| Given request |
Filter for the word "About" and keep each matching line.

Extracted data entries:
***

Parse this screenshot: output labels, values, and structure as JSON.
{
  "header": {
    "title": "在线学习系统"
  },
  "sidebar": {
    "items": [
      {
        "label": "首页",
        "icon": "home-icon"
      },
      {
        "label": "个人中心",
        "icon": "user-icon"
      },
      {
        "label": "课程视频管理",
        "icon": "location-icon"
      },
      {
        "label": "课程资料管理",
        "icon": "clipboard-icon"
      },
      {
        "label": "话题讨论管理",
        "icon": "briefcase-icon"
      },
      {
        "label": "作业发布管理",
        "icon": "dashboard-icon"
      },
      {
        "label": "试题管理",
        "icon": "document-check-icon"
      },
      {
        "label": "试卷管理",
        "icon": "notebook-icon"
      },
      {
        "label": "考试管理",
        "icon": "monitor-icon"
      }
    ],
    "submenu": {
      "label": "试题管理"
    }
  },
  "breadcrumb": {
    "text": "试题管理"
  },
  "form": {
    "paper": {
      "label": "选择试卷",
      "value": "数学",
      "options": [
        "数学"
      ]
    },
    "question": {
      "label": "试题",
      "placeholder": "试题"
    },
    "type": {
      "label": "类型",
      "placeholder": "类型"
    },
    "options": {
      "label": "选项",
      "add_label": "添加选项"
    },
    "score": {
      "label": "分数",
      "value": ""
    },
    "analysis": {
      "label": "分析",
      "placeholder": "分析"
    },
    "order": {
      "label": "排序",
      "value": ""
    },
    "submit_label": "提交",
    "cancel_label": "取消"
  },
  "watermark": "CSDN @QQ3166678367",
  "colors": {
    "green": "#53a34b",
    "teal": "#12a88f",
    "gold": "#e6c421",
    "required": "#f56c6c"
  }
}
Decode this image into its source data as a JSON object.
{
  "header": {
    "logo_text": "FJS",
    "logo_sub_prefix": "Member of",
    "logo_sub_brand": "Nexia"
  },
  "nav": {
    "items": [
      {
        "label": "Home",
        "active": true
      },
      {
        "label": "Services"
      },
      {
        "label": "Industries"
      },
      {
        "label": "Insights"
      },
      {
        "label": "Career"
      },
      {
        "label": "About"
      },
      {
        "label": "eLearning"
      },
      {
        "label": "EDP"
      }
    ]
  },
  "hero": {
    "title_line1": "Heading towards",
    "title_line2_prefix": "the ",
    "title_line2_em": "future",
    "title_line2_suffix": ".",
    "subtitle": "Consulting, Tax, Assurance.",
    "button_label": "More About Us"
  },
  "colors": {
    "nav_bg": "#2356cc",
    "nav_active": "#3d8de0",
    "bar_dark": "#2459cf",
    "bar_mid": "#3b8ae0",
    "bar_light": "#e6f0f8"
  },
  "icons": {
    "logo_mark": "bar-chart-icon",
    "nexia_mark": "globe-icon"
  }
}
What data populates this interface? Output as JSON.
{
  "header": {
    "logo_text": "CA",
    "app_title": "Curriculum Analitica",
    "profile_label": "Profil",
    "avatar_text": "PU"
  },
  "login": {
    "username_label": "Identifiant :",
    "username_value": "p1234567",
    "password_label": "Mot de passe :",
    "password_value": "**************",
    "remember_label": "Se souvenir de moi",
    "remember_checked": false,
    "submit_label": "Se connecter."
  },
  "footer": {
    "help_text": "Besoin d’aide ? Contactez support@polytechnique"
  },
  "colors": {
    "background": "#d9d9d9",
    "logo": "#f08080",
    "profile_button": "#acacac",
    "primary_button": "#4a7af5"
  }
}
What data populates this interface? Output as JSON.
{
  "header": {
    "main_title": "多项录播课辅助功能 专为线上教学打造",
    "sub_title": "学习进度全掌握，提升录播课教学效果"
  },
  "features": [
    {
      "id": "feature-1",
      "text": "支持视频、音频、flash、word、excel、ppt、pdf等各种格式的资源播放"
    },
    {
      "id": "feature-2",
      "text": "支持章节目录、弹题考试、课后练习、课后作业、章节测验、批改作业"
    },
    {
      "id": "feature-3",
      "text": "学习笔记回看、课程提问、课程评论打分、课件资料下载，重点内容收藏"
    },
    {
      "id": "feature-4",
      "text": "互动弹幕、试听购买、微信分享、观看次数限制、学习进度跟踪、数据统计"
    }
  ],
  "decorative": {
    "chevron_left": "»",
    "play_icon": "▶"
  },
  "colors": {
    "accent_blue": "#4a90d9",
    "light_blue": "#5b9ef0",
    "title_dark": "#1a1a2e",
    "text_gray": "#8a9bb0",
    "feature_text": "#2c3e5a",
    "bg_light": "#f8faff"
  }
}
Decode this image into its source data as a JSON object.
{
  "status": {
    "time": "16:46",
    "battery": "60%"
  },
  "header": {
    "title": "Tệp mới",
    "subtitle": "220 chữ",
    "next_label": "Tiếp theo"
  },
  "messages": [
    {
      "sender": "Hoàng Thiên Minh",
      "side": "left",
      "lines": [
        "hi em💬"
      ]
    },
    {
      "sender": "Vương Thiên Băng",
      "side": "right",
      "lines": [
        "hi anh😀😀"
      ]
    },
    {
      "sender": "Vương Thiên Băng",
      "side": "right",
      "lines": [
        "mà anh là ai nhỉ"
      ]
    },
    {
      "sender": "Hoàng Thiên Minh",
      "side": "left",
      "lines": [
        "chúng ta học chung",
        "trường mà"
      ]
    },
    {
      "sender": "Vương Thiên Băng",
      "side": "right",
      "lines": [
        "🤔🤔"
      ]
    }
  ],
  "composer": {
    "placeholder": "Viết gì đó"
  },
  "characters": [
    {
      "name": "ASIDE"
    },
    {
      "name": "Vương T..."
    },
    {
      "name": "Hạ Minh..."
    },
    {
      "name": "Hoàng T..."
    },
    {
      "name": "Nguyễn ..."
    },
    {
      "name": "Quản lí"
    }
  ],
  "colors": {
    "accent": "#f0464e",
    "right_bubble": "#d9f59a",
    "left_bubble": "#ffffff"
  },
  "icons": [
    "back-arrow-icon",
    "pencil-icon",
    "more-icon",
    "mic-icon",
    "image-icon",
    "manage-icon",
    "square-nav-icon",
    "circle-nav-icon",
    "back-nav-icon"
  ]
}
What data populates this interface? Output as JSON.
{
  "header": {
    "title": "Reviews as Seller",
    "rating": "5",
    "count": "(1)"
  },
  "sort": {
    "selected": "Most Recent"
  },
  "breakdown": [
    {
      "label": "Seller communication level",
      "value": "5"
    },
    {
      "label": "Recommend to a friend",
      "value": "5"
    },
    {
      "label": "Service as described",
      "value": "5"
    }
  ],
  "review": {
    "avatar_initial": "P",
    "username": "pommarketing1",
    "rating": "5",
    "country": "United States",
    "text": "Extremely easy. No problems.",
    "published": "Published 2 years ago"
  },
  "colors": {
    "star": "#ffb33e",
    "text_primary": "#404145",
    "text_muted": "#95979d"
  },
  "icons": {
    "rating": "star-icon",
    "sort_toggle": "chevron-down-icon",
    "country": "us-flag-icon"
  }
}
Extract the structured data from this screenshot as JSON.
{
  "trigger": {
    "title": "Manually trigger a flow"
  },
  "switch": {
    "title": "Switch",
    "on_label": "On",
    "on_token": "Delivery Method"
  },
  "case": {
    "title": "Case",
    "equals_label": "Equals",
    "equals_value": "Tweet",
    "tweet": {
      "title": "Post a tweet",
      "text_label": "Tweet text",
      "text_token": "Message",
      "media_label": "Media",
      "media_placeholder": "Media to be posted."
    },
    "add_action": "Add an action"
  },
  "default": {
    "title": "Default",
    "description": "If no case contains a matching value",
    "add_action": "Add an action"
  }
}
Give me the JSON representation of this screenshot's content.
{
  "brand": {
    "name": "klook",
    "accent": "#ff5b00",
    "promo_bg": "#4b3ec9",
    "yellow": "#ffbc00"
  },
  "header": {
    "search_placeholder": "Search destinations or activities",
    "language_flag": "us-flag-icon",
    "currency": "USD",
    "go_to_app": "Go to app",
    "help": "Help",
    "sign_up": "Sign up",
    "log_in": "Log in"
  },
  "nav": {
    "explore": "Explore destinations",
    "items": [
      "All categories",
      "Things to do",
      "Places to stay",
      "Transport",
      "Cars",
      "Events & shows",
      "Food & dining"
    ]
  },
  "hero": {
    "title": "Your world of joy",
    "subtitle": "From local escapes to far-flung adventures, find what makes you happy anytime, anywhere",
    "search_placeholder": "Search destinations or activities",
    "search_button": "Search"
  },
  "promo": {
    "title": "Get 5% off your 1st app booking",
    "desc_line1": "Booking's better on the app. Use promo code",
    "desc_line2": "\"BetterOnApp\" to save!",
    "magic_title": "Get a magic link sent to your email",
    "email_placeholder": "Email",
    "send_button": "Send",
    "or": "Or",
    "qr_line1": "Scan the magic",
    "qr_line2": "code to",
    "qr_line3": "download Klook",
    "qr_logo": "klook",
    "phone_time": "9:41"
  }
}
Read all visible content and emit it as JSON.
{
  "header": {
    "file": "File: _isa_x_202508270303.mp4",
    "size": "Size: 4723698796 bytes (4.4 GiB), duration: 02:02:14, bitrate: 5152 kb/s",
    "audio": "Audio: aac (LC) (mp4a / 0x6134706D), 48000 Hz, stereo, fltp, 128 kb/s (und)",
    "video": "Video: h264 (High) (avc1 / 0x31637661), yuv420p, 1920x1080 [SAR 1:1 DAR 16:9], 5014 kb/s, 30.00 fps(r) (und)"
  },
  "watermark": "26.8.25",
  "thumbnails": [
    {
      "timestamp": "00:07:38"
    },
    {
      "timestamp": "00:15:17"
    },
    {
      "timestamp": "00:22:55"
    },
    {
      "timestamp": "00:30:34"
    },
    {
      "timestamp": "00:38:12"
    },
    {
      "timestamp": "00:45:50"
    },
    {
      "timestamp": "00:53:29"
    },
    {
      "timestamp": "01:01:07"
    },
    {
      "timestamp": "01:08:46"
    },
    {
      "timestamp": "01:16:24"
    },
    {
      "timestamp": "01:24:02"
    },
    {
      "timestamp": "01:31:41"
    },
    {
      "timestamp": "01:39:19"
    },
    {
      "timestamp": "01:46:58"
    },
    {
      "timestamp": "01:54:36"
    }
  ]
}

***

| Task output |
        "label": "About"
    "button_label": "More About Us"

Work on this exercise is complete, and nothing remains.